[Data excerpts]
[start]
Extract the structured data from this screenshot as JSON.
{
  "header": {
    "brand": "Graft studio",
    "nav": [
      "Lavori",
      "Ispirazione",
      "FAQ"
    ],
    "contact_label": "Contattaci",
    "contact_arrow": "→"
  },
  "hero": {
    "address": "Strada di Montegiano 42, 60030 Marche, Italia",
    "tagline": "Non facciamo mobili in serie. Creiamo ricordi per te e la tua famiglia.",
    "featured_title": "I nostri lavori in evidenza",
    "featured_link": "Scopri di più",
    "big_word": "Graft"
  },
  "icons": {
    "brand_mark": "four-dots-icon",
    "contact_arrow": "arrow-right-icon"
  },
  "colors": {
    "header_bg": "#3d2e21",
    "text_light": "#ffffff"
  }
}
[end]
Short problem
Write out the whole listing exactly.

Full response
Extract the structured data from this screenshot as JSON.
{
  "header": {
    "brand": "Graft studio",
    "nav": [
      "Lavori",
      "Ispirazione",
      "FAQ"
    ],
    "contact_label": "Contattaci",
    "contact_arrow": "→"
  },
  "hero": {
    "address": "Strada di Montegiano 42, 60030 Marche, Italia",
    "tagline": "Non facciamo mobili in serie. Creiamo ricordi per te e la tua famiglia.",
    "featured_title": "I nostri lavori in evidenza",
    "featured_link": "Scopri di più",
    "big_word": "Graft"
  },
  "icons": {
    "brand_mark": "four-dots-icon",
    "contact_arrow": "arrow-right-icon"
  },
  "colors": {
    "header_bg": "#3d2e21",
    "text_light": "#ffffff"
  }
}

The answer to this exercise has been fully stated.